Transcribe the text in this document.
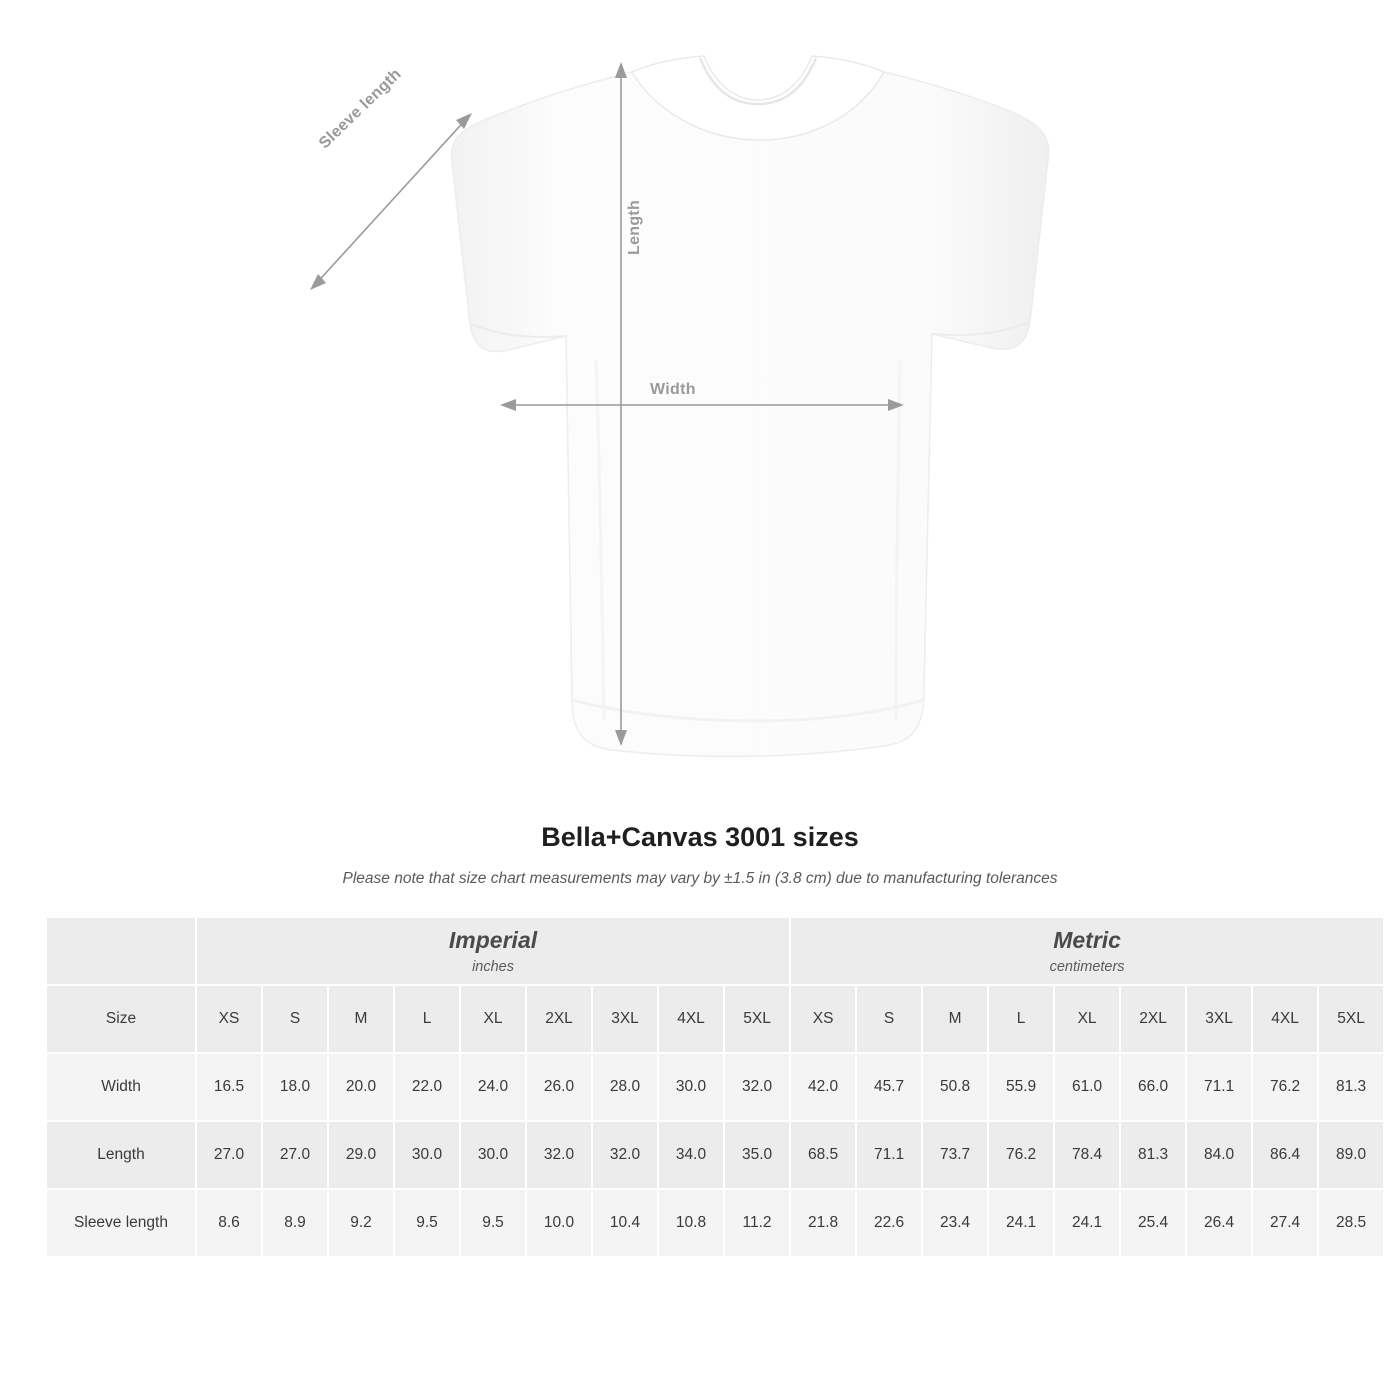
Sleeve length
Length
Width
Bella+Canvas 3001 sizes
Please note that size chart measurements may vary by ±1.5 in (3.8 cm) due to manufacturing tolerances

Imperial
inches

Metric
centimeters

Size	XS	S	M	L	XL	2XL	3XL	4XL	5XL	XS	S	M	L	XL	2XL	3XL	4XL	5XL
Width	16.5	18.0	20.0	22.0	24.0	26.0	28.0	30.0	32.0	42.0	45.7	50.8	55.9	61.0	66.0	71.1	76.2	81.3
Length	27.0	27.0	29.0	30.0	30.0	32.0	32.0	34.0	35.0	68.5	71.1	73.7	76.2	78.4	81.3	84.0	86.4	89.0
Sleeve length	8.6	8.9	9.2	9.5	9.5	10.0	10.4	10.8	11.2	21.8	22.6	23.4	24.1	24.1	25.4	26.4	27.4	28.5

* * * *

Exercise aim: Every entry must be transcribed exactly. Pictures do not belong in the copy.

Solution to the problem:
Transcribe the text in this document.
Sleeve length
Length
Width
Bella+Canvas 3001 sizes
Please note that size chart measurements may vary by ±1.5 in (3.8 cm) due to manufacturing tolerances

Imperial
inches

Metric
centimeters

Size	XS	S	M	L	XL	2XL	3XL	4XL	5XL	XS	S	M	L	XL	2XL	3XL	4XL	5XL
Width	16.5	18.0	20.0	22.0	24.0	26.0	28.0	30.0	32.0	42.0	45.7	50.8	55.9	61.0	66.0	71.1	76.2	81.3
Length	27.0	27.0	29.0	30.0	30.0	32.0	32.0	34.0	35.0	68.5	71.1	73.7	76.2	78.4	81.3	84.0	86.4	89.0
Sleeve length	8.6	8.9	9.2	9.5	9.5	10.0	10.4	10.8	11.2	21.8	22.6	23.4	24.1	24.1	25.4	26.4	27.4	28.5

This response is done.